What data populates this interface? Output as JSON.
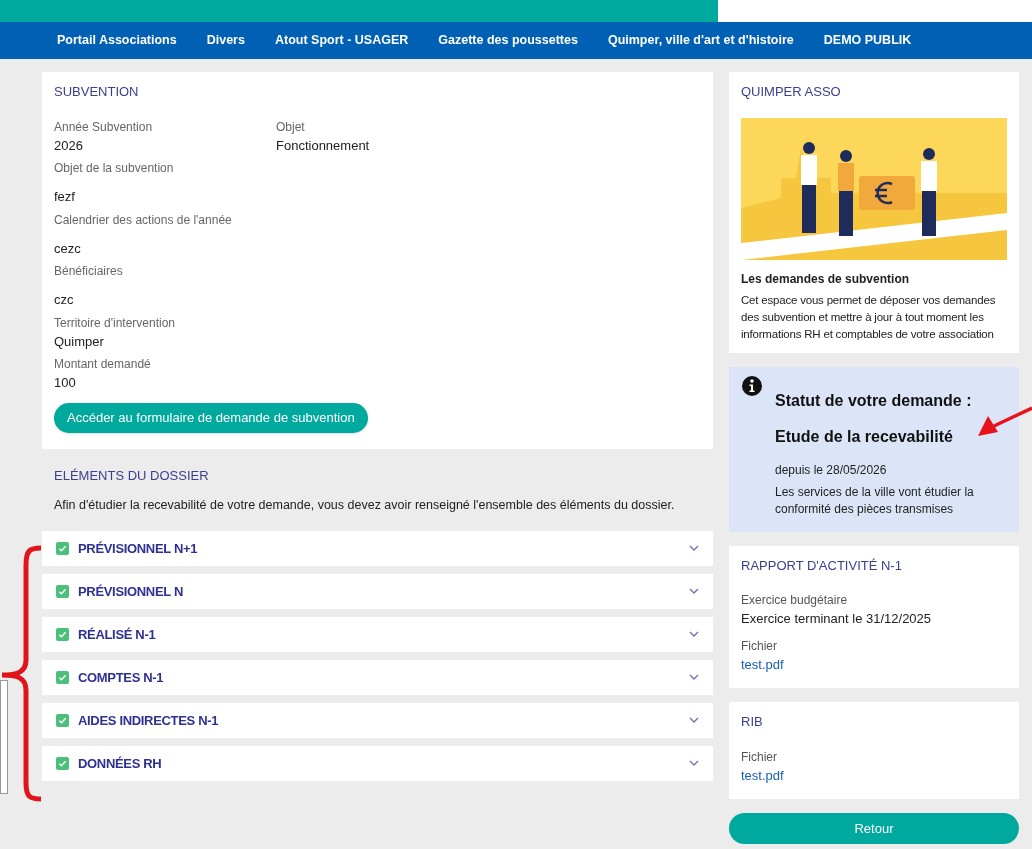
{
  "nav": {
    "items": [
      "Portail Associations",
      "Divers",
      "Atout Sport - USAGER",
      "Gazette des poussettes",
      "Quimper, ville d'art et d'histoire",
      "DEMO PUBLIK"
    ]
  },
  "subvention": {
    "title": "SUBVENTION",
    "fields": [
      {
        "label": "Année Subvention",
        "value": "2026",
        "kind": "pair"
      },
      {
        "label": "Objet",
        "value": "Fonctionnement",
        "kind": "pair"
      },
      {
        "label": "Objet de la subvention",
        "value": "fezf",
        "kind": "spaced"
      },
      {
        "label": "Calendrier des actions de l'année",
        "value": "cezc",
        "kind": "spaced"
      },
      {
        "label": "Bénéficiaires",
        "value": "czc",
        "kind": "spaced"
      },
      {
        "label": "Territoire d'intervention",
        "value": "Quimper",
        "kind": "tight"
      },
      {
        "label": "Montant demandé",
        "value": "100",
        "kind": "tight"
      }
    ],
    "button": "Accéder au formulaire de demande de subvention"
  },
  "dossier": {
    "title": "ELÉMENTS DU DOSSIER",
    "intro": "Afin d'étudier la recevabilité de votre demande, vous devez avoir renseigné l'ensemble des éléments du dossier.",
    "sections": [
      {
        "label": "PRÉVISIONNEL N+1",
        "checked": true,
        "expanded": false
      },
      {
        "label": "PRÉVISIONNEL N",
        "checked": true,
        "expanded": false
      },
      {
        "label": "RÉALISÉ N-1",
        "checked": true,
        "expanded": false
      },
      {
        "label": "COMPTES N-1",
        "checked": true,
        "expanded": false
      },
      {
        "label": "AIDES INDIRECTES N-1",
        "checked": true,
        "expanded": false
      },
      {
        "label": "DONNÉES RH",
        "checked": true,
        "expanded": false
      }
    ]
  },
  "asso": {
    "title": "QUIMPER ASSO",
    "heading": "Les demandes de subvention",
    "text": "Cet espace vous permet de déposer vos demandes des subvention et mettre à jour à tout moment les informations RH et comptables de votre association"
  },
  "status": {
    "title": "Statut de votre demande :",
    "value": "Etude de la recevabilité",
    "since": "depuis le 28/05/2026",
    "text": "Les services de la ville vont étudier la conformité des pièces transmises"
  },
  "rapport": {
    "title": "RAPPORT D'ACTIVITÉ N-1",
    "fields": [
      {
        "label": "Exercice budgétaire",
        "value": "Exercice terminant le 31/12/2025",
        "kind": "text"
      },
      {
        "label": "Fichier",
        "value": "test.pdf",
        "kind": "link"
      }
    ]
  },
  "rib": {
    "title": "RIB",
    "fields": [
      {
        "label": "Fichier",
        "value": "test.pdf",
        "kind": "link"
      }
    ]
  },
  "back_button": "Retour"
}
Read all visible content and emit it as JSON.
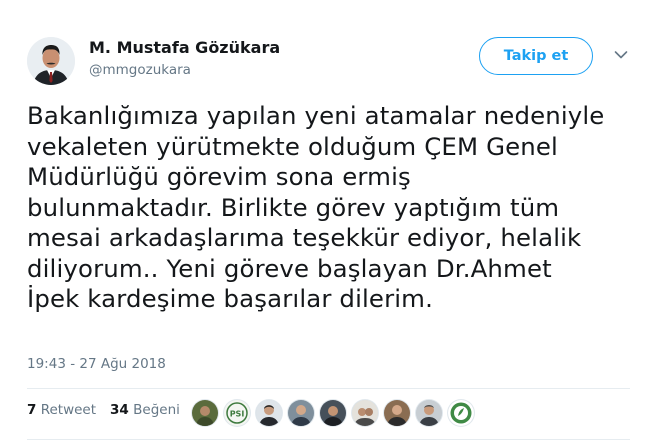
{
  "author": {
    "name": "M. Mustafa Gözükara",
    "handle": "@mmgozukara"
  },
  "follow_label": "Takip et",
  "tweet_lines": [
    "Bakanlığımıza yapılan yeni atamalar nedeniyle",
    "vekaleten yürütmekte olduğum ÇEM Genel",
    "Müdürlüğü görevim sona ermiş",
    "bulunmaktadır. Birlikte görev yaptığım tüm",
    "mesai arkadaşlarıma teşekkür ediyor, helalik",
    "diliyorum.. Yeni göreve başlayan Dr.Ahmet",
    "İpek kardeşime başarılar dilerim."
  ],
  "timestamp": "19:43 - 27 Ağu 2018",
  "stats": {
    "retweets": "7",
    "retweet_label": "Retweet",
    "likes": "34",
    "like_label": "Beğeni"
  },
  "liker_avatars": [
    "avatar-photo",
    "avatar-logo",
    "avatar-photo",
    "avatar-photo",
    "avatar-photo",
    "avatar-photo",
    "avatar-photo",
    "avatar-photo",
    "avatar-logo"
  ],
  "colors": {
    "accent": "#1da1f2",
    "secondary_text": "#657786",
    "primary_text": "#14171a",
    "divider": "#e6ecf0"
  }
}
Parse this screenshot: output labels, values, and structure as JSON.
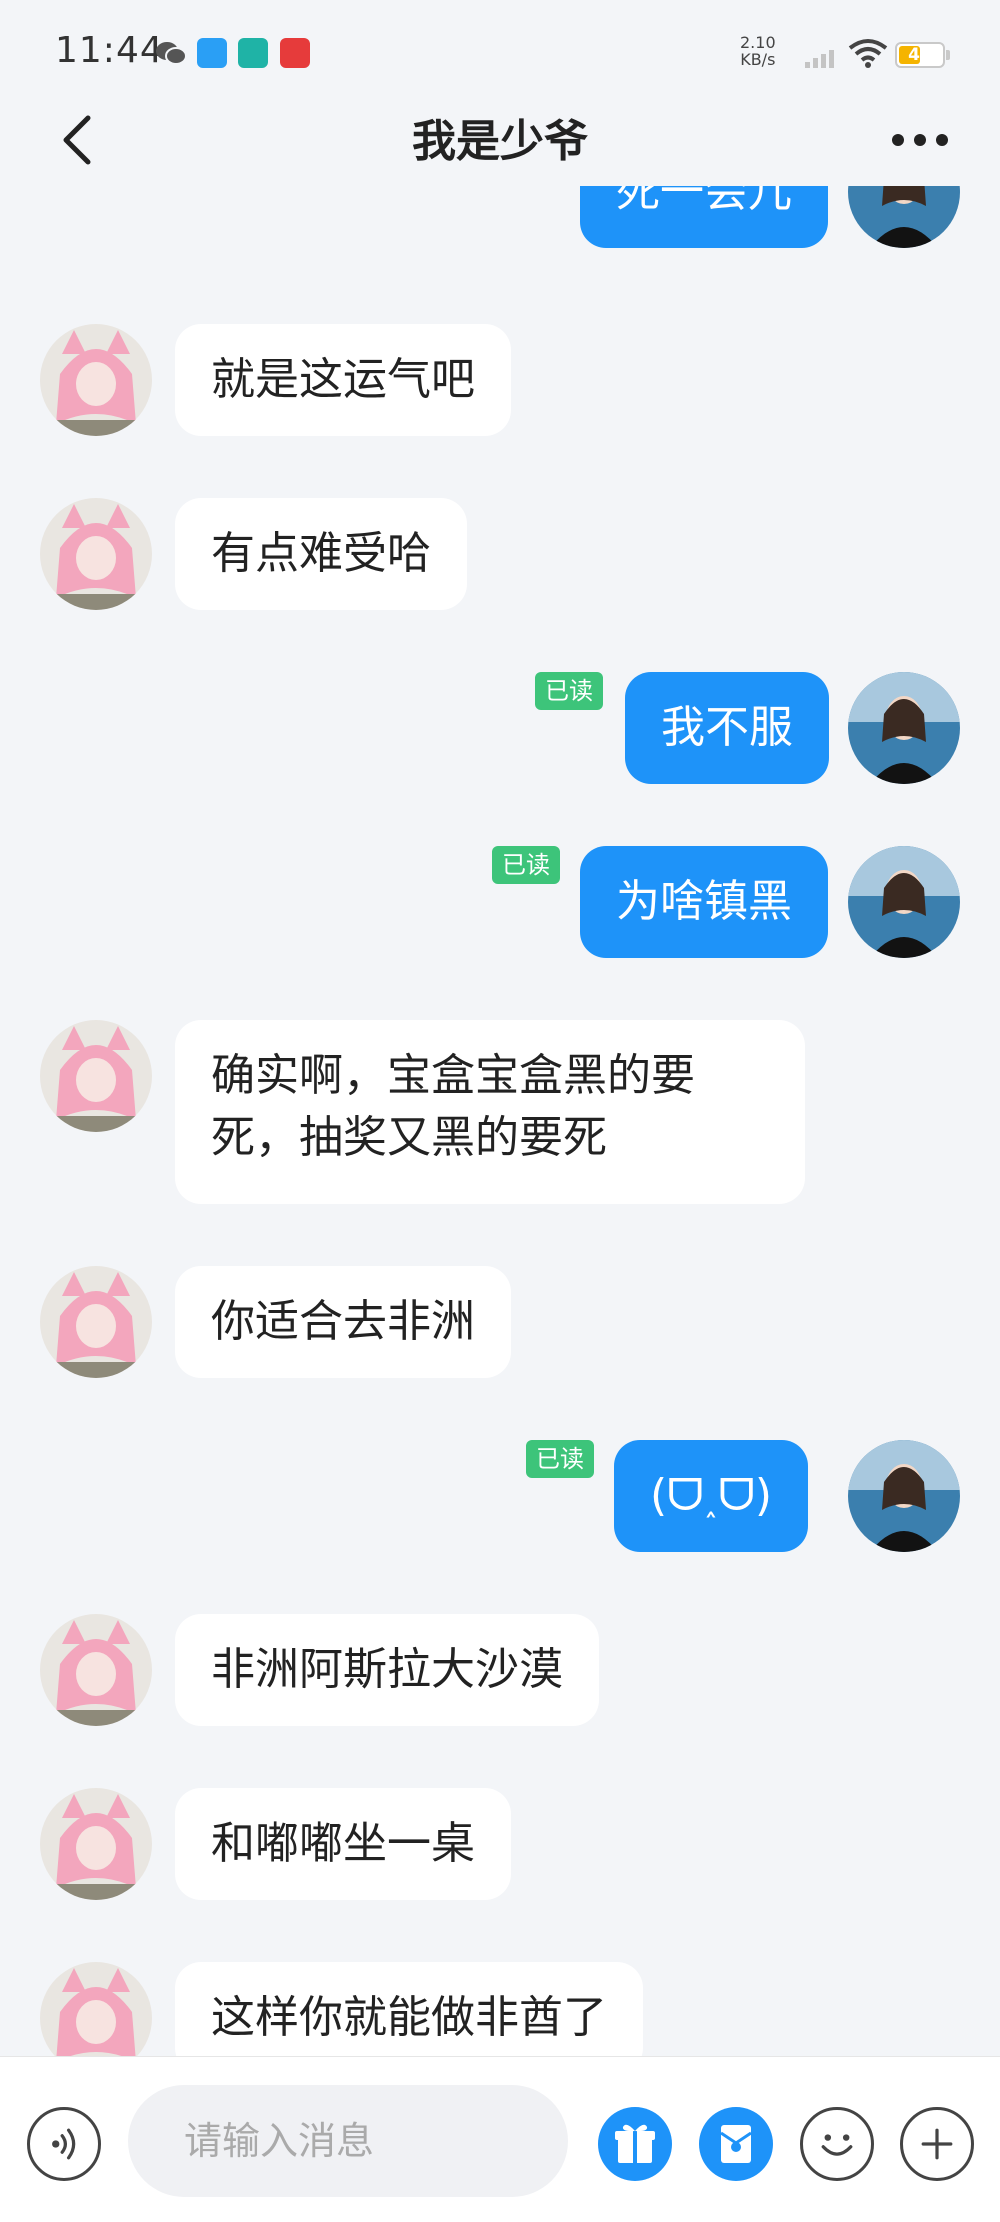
{
  "status_bar": {
    "time": "11:44",
    "net_speed_value": "2.10",
    "net_speed_unit": "KB/s",
    "battery_percent": 49,
    "battery_color": "#f5b400",
    "icons": [
      "wechat-icon",
      "app-blue-icon",
      "boss-app-icon",
      "red-app-icon",
      "signal-icon",
      "wifi-icon",
      "battery-icon"
    ]
  },
  "header": {
    "title": "我是少爷",
    "back_icon": "chevron-left-icon",
    "more_icon": "more-dots-icon"
  },
  "messages": [
    {
      "side": "out",
      "text": "死一会儿",
      "read": ""
    },
    {
      "side": "in",
      "text": "就是这运气吧"
    },
    {
      "side": "in",
      "text": "有点难受哈"
    },
    {
      "side": "out",
      "text": "我不服",
      "read": "已读"
    },
    {
      "side": "out",
      "text": "为啥镇黑",
      "read": "已读"
    },
    {
      "side": "in",
      "text_line1": "确实啊，宝盒宝盒黑的要",
      "text_line2": "死，抽奖又黑的要死"
    },
    {
      "side": "in",
      "text": "你适合去非洲"
    },
    {
      "side": "out",
      "text": "(ᗜ˰ᗜ)",
      "read": "已读"
    },
    {
      "side": "in",
      "text": "非洲阿斯拉大沙漠"
    },
    {
      "side": "in",
      "text": "和嘟嘟坐一桌"
    },
    {
      "side": "in",
      "text": "这样你就能做非酋了"
    }
  ],
  "input_bar": {
    "placeholder": "请输入消息",
    "buttons": [
      "voice-icon",
      "gift-icon",
      "red-packet-icon",
      "emoji-icon",
      "plus-icon"
    ]
  },
  "colors": {
    "accent": "#1e93f9",
    "read_badge": "#3dc47a",
    "background": "#f3f5f8"
  }
}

Task to carry out → With the pictures omitted, reproduce the records in full and exactly.

The answer →
What data populates this interface? Output as JSON.
{
  "nav": {
    "items": [
      "Portail Associations",
      "Divers",
      "Atout Sport - USAGER",
      "Gazette des poussettes",
      "Quimper, ville d'art et d'histoire",
      "DEMO PUBLIK"
    ]
  },
  "subvention": {
    "title": "SUBVENTION",
    "fields": [
      {
        "label": "Année Subvention",
        "value": "2026",
        "kind": "pair"
      },
      {
        "label": "Objet",
        "value": "Fonctionnement",
        "kind": "pair"
      },
      {
        "label": "Objet de la subvention",
        "value": "fezf",
        "kind": "spaced"
      },
      {
        "label": "Calendrier des actions de l'année",
        "value": "cezc",
        "kind": "spaced"
      },
      {
        "label": "Bénéficiaires",
        "value": "czc",
        "kind": "spaced"
      },
      {
        "label": "Territoire d'intervention",
        "value": "Quimper",
        "kind": "tight"
      },
      {
        "label": "Montant demandé",
        "value": "100",
        "kind": "tight"
      }
    ],
    "button": "Accéder au formulaire de demande de subvention"
  },
  "dossier": {
    "title": "ELÉMENTS DU DOSSIER",
    "intro": "Afin d'étudier la recevabilité de votre demande, vous devez avoir renseigné l'ensemble des éléments du dossier.",
    "sections": [
      {
        "label": "PRÉVISIONNEL N+1",
        "checked": true,
        "expanded": false
      },
      {
        "label": "PRÉVISIONNEL N",
        "checked": true,
        "expanded": false
      },
      {
        "label": "RÉALISÉ N-1",
        "checked": true,
        "expanded": false
      },
      {
        "label": "COMPTES N-1",
        "checked": true,
        "expanded": false
      },
      {
        "label": "AIDES INDIRECTES N-1",
        "checked": true,
        "expanded": false
      },
      {
        "label": "DONNÉES RH",
        "checked": true,
        "expanded": false
      }
    ]
  },
  "asso": {
    "title": "QUIMPER ASSO",
    "heading": "Les demandes de subvention",
    "text": "Cet espace vous permet de déposer vos demandes des subvention et mettre à jour à tout moment les informations RH et comptables de votre association"
  },
  "status": {
    "title": "Statut de votre demande :",
    "value": "Etude de la recevabilité",
    "since": "depuis le 28/05/2026",
    "text": "Les services de la ville vont étudier la conformité des pièces transmises"
  },
  "rapport": {
    "title": "RAPPORT D'ACTIVITÉ N-1",
    "fields": [
      {
        "label": "Exercice budgétaire",
        "value": "Exercice terminant le 31/12/2025",
        "kind": "text"
      },
      {
        "label": "Fichier",
        "value": "test.pdf",
        "kind": "link"
      }
    ]
  },
  "rib": {
    "title": "RIB",
    "fields": [
      {
        "label": "Fichier",
        "value": "test.pdf",
        "kind": "link"
      }
    ]
  },
  "back_button": "Retour"
}
Read all visible content and emit it as JSON.
{
  "author": {
    "name": "M. Mustafa Gözükara",
    "handle": "@mmgozukara"
  },
  "follow_label": "Takip et",
  "tweet_lines": [
    "Bakanlığımıza yapılan yeni atamalar nedeniyle",
    "vekaleten yürütmekte olduğum ÇEM Genel",
    "Müdürlüğü görevim sona ermiş",
    "bulunmaktadır. Birlikte görev yaptığım tüm",
    "mesai arkadaşlarıma teşekkür ediyor, helalik",
    "diliyorum.. Yeni göreve başlayan Dr.Ahmet",
    "İpek kardeşime başarılar dilerim."
  ],
  "timestamp": "19:43 - 27 Ağu 2018",
  "stats": {
    "retweets": "7",
    "retweet_label": "Retweet",
    "likes": "34",
    "like_label": "Beğeni"
  },
  "liker_avatars": [
    "avatar-photo",
    "avatar-logo",
    "avatar-photo",
    "avatar-photo",
    "avatar-photo",
    "avatar-photo",
    "avatar-photo",
    "avatar-photo",
    "avatar-logo"
  ],
  "colors": {
    "accent": "#1da1f2",
    "secondary_text": "#657786",
    "primary_text": "#14171a",
    "divider": "#e6ecf0"
  }
}
Parse this screenshot: output labels, values, and structure as JSON.
{
  "status_bar": {
    "time": "11:44",
    "net_speed_value": "2.10",
    "net_speed_unit": "KB/s",
    "battery_percent": 49,
    "battery_color": "#f5b400",
    "icons": [
      "wechat-icon",
      "app-blue-icon",
      "boss-app-icon",
      "red-app-icon",
      "signal-icon",
      "wifi-icon",
      "battery-icon"
    ]
  },
  "header": {
    "title": "我是少爷",
    "back_icon": "chevron-left-icon",
    "more_icon": "more-dots-icon"
  },
  "messages": [
    {
      "side": "out",
      "text": "死一会儿",
      "read": ""
    },
    {
      "side": "in",
      "text": "就是这运气吧"
    },
    {
      "side": "in",
      "text": "有点难受哈"
    },
    {
      "side": "out",
      "text": "我不服",
      "read": "已读"
    },
    {
      "side": "out",
      "text": "为啥镇黑",
      "read": "已读"
    },
    {
      "side": "in",
      "text_line1": "确实啊，宝盒宝盒黑的要",
      "text_line2": "死，抽奖又黑的要死"
    },
    {
      "side": "in",
      "text": "你适合去非洲"
    },
    {
      "side": "out",
      "text": "(ᗜ˰ᗜ)",
      "read": "已读"
    },
    {
      "side": "in",
      "text": "非洲阿斯拉大沙漠"
    },
    {
      "side": "in",
      "text": "和嘟嘟坐一桌"
    },
    {
      "side": "in",
      "text": "这样你就能做非酋了"
    }
  ],
  "input_bar": {
    "placeholder": "请输入消息",
    "buttons": [
      "voice-icon",
      "gift-icon",
      "red-packet-icon",
      "emoji-icon",
      "plus-icon"
    ]
  },
  "colors": {
    "accent": "#1e93f9",
    "read_badge": "#3dc47a",
    "background": "#f3f5f8"
  }
}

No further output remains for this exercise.